Dataset listings of figures:
▬▬▬▬▬▬

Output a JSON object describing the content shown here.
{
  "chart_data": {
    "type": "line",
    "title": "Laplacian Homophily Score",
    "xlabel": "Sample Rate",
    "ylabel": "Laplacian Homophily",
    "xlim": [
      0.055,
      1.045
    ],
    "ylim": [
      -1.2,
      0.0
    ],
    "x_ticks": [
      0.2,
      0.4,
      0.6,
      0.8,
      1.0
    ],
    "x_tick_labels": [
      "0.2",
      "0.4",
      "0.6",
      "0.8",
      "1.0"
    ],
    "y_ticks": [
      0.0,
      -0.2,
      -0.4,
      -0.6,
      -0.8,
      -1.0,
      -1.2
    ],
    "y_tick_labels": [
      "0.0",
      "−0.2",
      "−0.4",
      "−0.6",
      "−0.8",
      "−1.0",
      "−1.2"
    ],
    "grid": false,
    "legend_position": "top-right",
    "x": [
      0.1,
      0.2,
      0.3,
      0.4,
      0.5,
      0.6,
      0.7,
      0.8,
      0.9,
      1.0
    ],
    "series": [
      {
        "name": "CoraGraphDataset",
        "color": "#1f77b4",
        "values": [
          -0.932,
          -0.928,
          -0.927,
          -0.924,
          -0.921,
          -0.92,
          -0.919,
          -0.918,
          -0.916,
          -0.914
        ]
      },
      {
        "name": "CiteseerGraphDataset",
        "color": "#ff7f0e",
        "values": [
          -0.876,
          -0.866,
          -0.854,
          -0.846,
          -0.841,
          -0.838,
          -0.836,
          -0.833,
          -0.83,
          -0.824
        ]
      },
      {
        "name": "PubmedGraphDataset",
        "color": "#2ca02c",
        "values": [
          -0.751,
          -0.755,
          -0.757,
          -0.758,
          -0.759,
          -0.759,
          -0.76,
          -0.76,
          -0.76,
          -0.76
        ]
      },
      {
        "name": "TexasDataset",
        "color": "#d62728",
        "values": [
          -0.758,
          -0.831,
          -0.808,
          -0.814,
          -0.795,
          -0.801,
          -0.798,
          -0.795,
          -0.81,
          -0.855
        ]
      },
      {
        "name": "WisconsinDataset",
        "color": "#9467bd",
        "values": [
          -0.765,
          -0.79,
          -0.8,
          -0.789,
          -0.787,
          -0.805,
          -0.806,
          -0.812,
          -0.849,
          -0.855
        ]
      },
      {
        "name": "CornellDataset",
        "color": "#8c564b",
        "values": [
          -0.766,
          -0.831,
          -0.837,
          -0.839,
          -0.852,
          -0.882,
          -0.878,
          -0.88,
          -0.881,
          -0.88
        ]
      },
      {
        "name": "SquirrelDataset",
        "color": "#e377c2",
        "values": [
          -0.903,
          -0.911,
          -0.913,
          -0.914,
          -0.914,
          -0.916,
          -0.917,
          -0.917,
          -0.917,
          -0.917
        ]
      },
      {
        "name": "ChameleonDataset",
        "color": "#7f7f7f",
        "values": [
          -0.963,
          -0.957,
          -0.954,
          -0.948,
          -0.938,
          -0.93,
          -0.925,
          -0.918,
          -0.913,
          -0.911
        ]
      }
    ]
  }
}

▬▬▬▬▬▬

-- Requirement --
Reproduce every line of the data verbatim.

-- In response --
Output a JSON object describing the content shown here.
{
  "chart_data": {
    "type": "line",
    "title": "Laplacian Homophily Score",
    "xlabel": "Sample Rate",
    "ylabel": "Laplacian Homophily",
    "xlim": [
      0.055,
      1.045
    ],
    "ylim": [
      -1.2,
      0.0
    ],
    "x_ticks": [
      0.2,
      0.4,
      0.6,
      0.8,
      1.0
    ],
    "x_tick_labels": [
      "0.2",
      "0.4",
      "0.6",
      "0.8",
      "1.0"
    ],
    "y_ticks": [
      0.0,
      -0.2,
      -0.4,
      -0.6,
      -0.8,
      -1.0,
      -1.2
    ],
    "y_tick_labels": [
      "0.0",
      "−0.2",
      "−0.4",
      "−0.6",
      "−0.8",
      "−1.0",
      "−1.2"
    ],
    "grid": false,
    "legend_position": "top-right",
    "x": [
      0.1,
      0.2,
      0.3,
      0.4,
      0.5,
      0.6,
      0.7,
      0.8,
      0.9,
      1.0
    ],
    "series": [
      {
        "name": "CoraGraphDataset",
        "color": "#1f77b4",
        "values": [
          -0.932,
          -0.928,
          -0.927,
          -0.924,
          -0.921,
          -0.92,
          -0.919,
          -0.918,
          -0.916,
          -0.914
        ]
      },
      {
        "name": "CiteseerGraphDataset",
        "color": "#ff7f0e",
        "values": [
          -0.876,
          -0.866,
          -0.854,
          -0.846,
          -0.841,
          -0.838,
          -0.836,
          -0.833,
          -0.83,
          -0.824
        ]
      },
      {
        "name": "PubmedGraphDataset",
        "color": "#2ca02c",
        "values": [
          -0.751,
          -0.755,
          -0.757,
          -0.758,
          -0.759,
          -0.759,
          -0.76,
          -0.76,
          -0.76,
          -0.76
        ]
      },
      {
        "name": "TexasDataset",
        "color": "#d62728",
        "values": [
          -0.758,
          -0.831,
          -0.808,
          -0.814,
          -0.795,
          -0.801,
          -0.798,
          -0.795,
          -0.81,
          -0.855
        ]
      },
      {
        "name": "WisconsinDataset",
        "color": "#9467bd",
        "values": [
          -0.765,
          -0.79,
          -0.8,
          -0.789,
          -0.787,
          -0.805,
          -0.806,
          -0.812,
          -0.849,
          -0.855
        ]
      },
      {
        "name": "CornellDataset",
        "color": "#8c564b",
        "values": [
          -0.766,
          -0.831,
          -0.837,
          -0.839,
          -0.852,
          -0.882,
          -0.878,
          -0.88,
          -0.881,
          -0.88
        ]
      },
      {
        "name": "SquirrelDataset",
        "color": "#e377c2",
        "values": [
          -0.903,
          -0.911,
          -0.913,
          -0.914,
          -0.914,
          -0.916,
          -0.917,
          -0.917,
          -0.917,
          -0.917
        ]
      },
      {
        "name": "ChameleonDataset",
        "color": "#7f7f7f",
        "values": [
          -0.963,
          -0.957,
          -0.954,
          -0.948,
          -0.938,
          -0.93,
          -0.925,
          -0.918,
          -0.913,
          -0.911
        ]
      }
    ]
  }
}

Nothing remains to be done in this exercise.